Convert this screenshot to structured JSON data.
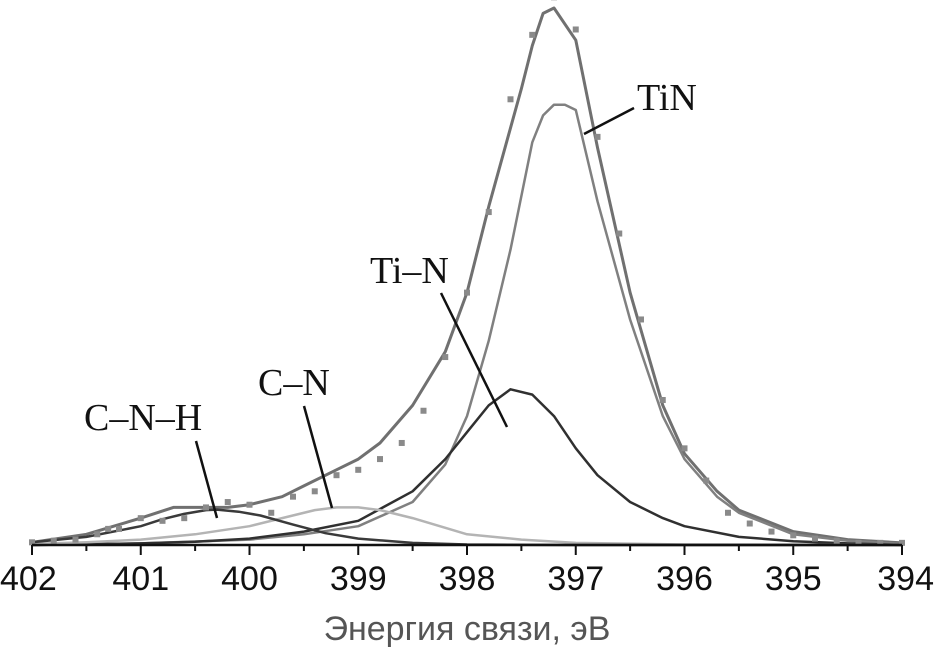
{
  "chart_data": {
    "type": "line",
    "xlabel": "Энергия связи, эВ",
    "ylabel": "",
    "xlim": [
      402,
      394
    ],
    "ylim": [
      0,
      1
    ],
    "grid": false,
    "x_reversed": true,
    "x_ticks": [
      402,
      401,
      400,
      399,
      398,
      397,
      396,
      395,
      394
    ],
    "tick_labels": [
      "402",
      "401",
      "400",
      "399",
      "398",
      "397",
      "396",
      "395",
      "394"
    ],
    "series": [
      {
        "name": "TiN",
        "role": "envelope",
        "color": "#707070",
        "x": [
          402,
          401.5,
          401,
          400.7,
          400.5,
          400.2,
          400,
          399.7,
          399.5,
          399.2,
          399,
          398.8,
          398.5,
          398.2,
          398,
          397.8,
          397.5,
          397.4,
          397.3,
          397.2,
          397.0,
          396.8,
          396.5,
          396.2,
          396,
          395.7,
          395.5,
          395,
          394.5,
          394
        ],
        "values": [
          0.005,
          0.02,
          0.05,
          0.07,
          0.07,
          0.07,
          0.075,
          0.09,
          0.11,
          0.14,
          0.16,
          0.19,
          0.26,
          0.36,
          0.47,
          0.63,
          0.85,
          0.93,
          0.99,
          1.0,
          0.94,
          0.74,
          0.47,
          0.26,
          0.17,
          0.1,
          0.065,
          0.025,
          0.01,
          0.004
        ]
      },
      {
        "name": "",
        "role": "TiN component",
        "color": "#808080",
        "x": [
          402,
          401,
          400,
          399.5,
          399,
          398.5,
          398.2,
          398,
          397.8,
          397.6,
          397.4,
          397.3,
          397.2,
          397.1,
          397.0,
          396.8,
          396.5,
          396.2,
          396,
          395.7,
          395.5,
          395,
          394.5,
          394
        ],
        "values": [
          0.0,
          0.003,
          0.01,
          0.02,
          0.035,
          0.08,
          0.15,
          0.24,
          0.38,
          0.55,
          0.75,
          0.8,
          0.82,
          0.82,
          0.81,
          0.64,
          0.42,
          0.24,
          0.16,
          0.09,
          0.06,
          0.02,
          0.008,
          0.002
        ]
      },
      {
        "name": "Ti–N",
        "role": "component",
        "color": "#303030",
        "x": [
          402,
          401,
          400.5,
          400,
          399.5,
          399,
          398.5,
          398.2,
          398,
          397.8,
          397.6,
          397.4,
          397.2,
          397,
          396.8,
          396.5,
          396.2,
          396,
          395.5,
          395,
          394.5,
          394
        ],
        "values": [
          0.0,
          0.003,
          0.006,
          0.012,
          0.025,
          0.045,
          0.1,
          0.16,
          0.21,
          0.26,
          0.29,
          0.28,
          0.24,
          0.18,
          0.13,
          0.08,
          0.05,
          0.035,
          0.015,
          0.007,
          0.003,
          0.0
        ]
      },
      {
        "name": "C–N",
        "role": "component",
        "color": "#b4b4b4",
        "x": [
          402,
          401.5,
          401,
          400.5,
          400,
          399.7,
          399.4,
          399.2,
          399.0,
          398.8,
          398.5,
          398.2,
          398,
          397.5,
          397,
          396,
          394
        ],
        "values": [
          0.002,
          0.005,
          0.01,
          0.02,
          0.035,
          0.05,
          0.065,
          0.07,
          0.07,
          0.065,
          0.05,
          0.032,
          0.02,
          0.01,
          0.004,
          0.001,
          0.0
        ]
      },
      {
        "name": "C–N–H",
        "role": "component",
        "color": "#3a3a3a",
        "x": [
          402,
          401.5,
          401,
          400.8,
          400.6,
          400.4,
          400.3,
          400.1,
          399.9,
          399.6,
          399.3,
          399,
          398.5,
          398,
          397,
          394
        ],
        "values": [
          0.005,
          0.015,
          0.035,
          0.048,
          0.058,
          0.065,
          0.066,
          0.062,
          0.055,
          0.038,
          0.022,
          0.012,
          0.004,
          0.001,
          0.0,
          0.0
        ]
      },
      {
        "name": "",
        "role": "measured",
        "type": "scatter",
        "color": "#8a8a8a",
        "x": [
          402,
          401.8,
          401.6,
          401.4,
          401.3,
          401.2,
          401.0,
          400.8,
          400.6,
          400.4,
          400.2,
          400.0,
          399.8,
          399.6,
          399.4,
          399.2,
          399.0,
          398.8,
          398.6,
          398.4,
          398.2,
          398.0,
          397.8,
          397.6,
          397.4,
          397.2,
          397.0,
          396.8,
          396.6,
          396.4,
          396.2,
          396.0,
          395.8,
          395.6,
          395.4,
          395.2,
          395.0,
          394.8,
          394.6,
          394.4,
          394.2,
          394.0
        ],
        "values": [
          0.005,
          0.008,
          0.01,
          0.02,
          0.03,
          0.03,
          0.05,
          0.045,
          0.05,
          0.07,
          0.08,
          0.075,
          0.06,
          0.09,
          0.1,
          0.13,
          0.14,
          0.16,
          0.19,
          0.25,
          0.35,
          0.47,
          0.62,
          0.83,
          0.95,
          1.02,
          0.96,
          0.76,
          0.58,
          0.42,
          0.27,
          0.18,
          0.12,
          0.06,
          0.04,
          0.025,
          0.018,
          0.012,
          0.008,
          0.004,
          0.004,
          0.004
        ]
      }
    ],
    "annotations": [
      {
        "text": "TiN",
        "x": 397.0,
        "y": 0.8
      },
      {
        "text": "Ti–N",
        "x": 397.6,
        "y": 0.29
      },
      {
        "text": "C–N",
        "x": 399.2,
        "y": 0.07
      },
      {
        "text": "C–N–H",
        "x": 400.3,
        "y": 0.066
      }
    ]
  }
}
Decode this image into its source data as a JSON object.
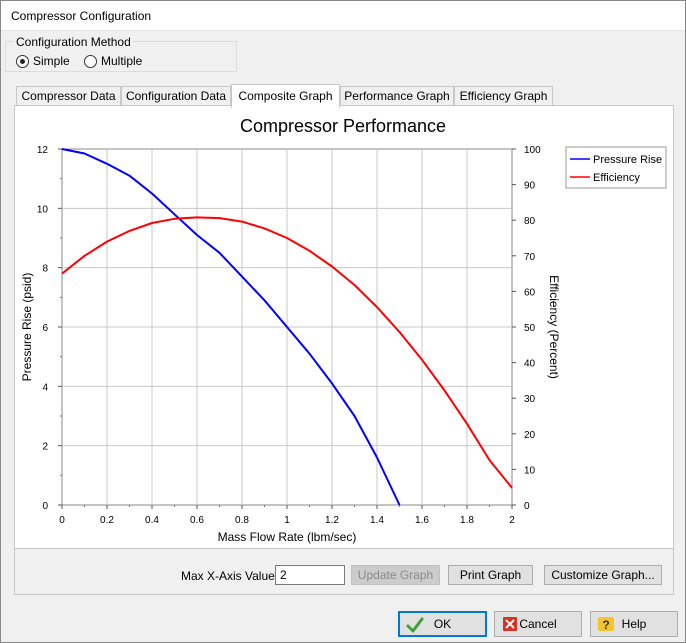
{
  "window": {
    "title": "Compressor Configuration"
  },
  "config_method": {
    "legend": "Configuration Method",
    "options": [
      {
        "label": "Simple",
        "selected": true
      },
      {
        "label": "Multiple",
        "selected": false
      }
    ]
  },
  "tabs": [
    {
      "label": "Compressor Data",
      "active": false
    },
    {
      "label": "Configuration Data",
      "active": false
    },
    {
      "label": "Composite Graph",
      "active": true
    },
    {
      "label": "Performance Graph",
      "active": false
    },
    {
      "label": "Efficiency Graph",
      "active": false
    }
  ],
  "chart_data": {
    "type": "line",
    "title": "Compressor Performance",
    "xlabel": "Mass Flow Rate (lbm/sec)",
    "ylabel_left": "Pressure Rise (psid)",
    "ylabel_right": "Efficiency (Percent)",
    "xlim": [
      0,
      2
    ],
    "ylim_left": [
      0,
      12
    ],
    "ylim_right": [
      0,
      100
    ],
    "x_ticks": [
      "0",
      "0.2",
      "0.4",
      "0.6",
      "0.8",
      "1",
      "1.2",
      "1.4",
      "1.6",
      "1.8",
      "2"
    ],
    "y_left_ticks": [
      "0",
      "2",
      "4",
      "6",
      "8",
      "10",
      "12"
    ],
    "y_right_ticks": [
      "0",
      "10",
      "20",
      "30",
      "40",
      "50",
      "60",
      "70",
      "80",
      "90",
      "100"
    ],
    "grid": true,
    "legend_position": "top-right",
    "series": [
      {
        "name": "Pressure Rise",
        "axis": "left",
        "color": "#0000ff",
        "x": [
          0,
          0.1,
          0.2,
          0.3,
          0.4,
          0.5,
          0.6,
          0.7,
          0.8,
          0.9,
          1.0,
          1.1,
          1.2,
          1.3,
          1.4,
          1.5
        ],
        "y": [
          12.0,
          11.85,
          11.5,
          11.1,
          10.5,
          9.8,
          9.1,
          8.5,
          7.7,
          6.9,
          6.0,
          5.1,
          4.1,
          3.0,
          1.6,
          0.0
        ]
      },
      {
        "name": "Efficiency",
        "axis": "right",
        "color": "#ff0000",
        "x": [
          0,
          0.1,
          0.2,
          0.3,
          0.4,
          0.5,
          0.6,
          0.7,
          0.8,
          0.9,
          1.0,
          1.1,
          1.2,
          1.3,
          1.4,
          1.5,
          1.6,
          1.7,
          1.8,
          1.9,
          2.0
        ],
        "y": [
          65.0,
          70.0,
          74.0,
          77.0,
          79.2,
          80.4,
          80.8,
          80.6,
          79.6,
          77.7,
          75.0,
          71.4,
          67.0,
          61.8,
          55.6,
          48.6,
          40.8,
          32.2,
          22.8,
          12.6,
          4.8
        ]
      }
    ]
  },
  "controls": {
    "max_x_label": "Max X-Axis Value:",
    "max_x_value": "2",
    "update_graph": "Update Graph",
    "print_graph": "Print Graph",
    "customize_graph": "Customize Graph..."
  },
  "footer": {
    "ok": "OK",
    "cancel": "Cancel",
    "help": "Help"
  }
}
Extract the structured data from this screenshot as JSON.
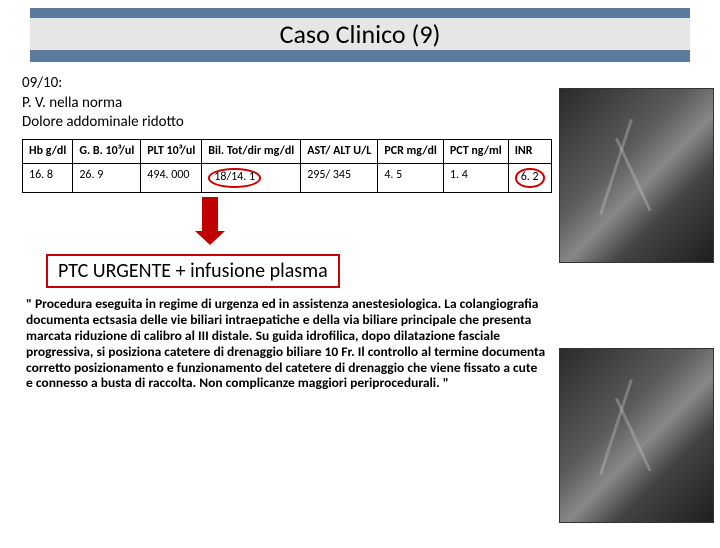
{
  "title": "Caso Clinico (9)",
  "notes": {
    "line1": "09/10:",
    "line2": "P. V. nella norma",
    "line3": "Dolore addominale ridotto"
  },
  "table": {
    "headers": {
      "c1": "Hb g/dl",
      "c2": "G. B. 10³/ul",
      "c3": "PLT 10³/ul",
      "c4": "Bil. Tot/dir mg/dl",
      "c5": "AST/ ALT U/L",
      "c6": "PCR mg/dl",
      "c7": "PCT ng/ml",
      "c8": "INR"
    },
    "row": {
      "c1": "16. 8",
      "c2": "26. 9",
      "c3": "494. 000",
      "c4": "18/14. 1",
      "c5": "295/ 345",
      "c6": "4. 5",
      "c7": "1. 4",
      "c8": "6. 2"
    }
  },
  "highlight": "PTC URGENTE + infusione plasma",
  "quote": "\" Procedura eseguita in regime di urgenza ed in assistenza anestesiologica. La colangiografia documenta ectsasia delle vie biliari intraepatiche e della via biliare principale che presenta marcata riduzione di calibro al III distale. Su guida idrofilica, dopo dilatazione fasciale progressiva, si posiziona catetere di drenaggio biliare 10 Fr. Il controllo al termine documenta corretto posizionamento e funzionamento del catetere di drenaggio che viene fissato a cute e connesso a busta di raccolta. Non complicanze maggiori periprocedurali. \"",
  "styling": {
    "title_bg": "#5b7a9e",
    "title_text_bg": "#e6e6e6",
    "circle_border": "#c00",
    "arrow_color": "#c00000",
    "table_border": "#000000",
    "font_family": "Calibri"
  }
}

→ Prompt: From the data, list each line in which the string "Efficiency" appears.

→ Reply to the task:
      "label": "Efficiency Graph",
    "ylabel_right": "Efficiency (Percent)",
        "name": "Efficiency",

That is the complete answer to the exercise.